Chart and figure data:
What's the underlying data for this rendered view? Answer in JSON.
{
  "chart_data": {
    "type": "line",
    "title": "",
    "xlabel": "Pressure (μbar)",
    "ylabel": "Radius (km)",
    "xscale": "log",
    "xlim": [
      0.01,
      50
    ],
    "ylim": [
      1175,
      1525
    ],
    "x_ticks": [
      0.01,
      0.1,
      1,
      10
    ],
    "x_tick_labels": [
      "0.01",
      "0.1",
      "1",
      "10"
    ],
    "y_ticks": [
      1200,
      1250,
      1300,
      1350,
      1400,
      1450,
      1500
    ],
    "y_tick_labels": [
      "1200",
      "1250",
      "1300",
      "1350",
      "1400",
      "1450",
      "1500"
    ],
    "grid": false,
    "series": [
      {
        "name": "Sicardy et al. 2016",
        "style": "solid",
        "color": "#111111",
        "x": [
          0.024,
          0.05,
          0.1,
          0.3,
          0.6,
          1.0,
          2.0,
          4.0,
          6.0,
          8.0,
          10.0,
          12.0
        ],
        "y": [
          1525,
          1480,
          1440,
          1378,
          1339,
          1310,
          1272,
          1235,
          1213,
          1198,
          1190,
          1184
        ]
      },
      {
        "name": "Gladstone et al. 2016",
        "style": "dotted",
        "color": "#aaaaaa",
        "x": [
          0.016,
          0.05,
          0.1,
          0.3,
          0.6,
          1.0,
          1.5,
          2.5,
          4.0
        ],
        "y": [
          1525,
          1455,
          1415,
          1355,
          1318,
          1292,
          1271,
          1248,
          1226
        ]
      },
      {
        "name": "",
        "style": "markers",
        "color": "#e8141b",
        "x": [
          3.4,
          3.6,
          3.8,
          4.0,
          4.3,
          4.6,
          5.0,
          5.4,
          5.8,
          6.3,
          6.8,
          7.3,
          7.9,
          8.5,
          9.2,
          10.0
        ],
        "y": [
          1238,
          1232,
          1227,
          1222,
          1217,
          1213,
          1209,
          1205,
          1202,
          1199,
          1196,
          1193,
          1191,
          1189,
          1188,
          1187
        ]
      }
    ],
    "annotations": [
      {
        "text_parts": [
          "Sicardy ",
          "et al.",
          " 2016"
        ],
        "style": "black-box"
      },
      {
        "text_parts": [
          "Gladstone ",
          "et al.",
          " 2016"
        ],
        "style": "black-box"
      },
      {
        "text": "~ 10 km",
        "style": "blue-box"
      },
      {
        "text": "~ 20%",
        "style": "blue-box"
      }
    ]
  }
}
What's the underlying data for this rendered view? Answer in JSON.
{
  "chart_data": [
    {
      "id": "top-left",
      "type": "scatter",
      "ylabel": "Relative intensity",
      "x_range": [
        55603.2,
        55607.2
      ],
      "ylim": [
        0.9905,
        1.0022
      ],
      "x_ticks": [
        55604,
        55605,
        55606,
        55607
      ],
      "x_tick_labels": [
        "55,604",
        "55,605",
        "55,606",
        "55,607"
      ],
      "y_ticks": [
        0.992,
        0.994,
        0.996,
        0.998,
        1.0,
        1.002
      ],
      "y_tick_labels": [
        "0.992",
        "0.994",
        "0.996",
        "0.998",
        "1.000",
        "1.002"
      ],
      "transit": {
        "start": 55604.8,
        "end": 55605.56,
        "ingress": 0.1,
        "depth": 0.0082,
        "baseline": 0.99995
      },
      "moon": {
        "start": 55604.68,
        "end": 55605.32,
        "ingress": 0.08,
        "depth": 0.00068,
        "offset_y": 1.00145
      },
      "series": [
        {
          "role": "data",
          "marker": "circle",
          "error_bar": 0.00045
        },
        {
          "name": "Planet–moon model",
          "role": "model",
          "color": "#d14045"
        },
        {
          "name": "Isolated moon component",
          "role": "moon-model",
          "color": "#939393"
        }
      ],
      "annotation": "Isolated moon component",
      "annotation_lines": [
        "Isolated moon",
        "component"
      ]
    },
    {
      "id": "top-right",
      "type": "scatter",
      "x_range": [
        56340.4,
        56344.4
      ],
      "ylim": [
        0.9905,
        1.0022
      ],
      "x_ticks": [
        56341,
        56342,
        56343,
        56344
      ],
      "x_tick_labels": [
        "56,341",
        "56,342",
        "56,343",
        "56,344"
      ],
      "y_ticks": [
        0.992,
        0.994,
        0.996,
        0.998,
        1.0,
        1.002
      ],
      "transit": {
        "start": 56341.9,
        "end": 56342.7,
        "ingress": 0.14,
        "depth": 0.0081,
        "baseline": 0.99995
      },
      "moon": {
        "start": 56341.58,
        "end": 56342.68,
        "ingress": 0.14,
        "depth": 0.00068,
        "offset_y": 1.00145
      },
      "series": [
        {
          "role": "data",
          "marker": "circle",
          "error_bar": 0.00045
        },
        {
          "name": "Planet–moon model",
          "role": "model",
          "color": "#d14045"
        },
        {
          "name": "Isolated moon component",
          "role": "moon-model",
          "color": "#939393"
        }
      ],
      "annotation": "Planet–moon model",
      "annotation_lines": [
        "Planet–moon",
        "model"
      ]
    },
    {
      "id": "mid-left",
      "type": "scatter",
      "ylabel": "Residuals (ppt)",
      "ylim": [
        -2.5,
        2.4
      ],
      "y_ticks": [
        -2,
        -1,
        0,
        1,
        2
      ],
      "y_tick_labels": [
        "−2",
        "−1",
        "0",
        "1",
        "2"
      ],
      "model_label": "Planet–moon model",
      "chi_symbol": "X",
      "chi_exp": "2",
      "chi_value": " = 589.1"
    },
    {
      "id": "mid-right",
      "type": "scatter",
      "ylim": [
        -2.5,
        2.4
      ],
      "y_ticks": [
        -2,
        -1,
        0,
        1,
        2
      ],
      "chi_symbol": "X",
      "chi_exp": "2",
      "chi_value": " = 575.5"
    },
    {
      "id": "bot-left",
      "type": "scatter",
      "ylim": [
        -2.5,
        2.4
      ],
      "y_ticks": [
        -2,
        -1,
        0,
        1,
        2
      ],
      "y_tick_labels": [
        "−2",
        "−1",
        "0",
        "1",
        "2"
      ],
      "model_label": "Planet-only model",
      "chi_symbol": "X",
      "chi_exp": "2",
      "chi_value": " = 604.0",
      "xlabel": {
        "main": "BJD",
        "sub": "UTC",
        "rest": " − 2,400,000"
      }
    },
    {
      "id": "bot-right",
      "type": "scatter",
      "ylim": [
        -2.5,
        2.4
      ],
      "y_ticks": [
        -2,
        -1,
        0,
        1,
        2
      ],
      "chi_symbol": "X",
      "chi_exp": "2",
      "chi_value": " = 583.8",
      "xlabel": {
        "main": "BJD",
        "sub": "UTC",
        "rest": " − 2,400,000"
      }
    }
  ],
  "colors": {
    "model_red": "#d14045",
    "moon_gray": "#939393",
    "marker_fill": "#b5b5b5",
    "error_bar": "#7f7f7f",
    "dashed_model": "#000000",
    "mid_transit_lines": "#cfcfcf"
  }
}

...

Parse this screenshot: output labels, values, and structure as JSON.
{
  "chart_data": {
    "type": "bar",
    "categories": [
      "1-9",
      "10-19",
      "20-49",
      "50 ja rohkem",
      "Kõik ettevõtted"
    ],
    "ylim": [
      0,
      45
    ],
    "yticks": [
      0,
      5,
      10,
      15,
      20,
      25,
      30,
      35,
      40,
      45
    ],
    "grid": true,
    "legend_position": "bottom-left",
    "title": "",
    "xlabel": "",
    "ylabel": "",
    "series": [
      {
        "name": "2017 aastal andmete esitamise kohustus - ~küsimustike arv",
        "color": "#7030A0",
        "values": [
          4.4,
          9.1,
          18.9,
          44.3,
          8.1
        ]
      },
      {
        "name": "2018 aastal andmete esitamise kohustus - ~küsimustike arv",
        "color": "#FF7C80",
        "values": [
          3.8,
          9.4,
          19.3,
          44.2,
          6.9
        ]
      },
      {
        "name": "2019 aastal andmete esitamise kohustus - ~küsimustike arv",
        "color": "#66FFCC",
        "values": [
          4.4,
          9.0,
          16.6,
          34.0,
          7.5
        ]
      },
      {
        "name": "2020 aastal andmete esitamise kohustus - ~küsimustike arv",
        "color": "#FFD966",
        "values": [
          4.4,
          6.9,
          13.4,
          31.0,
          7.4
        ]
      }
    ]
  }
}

Task prompt »
In the entries above, find the lines containing the word "aastal" and say how many there are, with no other words.

Correct answer »
4